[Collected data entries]
## Begin
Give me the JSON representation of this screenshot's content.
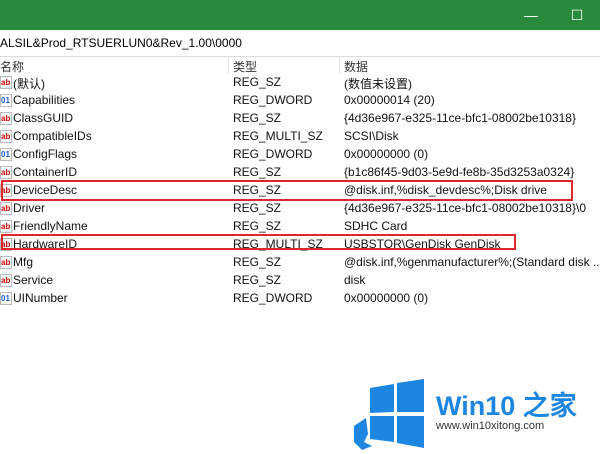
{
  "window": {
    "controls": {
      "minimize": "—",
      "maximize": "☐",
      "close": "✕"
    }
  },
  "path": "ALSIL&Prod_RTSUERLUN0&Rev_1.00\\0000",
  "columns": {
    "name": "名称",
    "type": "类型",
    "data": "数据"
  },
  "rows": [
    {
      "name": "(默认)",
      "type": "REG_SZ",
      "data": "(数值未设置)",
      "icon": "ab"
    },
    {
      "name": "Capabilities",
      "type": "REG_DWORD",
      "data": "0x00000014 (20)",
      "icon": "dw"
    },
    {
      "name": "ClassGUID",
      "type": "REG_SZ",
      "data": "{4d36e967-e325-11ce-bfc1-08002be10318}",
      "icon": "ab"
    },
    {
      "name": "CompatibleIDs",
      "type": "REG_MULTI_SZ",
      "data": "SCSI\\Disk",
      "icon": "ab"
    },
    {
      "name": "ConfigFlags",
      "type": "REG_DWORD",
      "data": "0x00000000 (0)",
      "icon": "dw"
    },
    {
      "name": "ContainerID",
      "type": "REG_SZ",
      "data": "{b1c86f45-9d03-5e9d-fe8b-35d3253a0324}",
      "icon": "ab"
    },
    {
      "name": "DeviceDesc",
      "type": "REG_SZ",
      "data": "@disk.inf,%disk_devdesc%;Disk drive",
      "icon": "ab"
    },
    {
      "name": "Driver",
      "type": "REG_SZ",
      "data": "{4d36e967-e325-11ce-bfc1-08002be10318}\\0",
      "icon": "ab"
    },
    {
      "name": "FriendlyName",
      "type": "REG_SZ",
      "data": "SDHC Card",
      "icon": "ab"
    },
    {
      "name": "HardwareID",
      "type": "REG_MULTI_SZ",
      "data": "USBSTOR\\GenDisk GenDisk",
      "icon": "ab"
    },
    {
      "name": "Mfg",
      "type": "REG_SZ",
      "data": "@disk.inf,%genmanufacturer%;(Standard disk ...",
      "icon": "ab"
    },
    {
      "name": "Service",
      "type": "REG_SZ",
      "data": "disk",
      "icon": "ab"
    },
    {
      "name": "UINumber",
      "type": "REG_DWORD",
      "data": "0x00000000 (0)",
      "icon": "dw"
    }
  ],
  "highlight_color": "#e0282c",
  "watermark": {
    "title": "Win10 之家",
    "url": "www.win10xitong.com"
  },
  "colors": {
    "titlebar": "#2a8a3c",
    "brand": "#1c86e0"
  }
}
## End
## Begin
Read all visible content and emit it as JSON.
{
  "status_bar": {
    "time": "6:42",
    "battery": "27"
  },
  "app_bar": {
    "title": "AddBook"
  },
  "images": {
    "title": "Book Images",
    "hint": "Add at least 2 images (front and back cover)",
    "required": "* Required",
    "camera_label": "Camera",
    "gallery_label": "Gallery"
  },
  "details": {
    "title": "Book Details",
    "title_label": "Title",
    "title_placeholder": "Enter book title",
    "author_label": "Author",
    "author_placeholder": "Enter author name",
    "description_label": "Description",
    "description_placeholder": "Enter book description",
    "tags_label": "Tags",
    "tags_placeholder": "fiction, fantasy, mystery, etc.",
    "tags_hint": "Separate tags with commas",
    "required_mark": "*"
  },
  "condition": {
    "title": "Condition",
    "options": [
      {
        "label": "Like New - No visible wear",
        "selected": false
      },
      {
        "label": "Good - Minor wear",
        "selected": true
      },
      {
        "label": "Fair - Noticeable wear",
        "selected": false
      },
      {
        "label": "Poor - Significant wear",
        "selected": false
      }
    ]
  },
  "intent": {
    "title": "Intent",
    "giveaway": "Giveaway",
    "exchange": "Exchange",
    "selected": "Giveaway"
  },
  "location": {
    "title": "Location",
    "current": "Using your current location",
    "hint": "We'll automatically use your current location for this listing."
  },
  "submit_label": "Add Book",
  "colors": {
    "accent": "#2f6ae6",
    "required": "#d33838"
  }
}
## End
Objective: Select every line above that contains the word "this", and copy it.

Answer to the task:
Give me the JSON representation of this screenshot's content.
    "hint": "We'll automatically use your current location for this listing."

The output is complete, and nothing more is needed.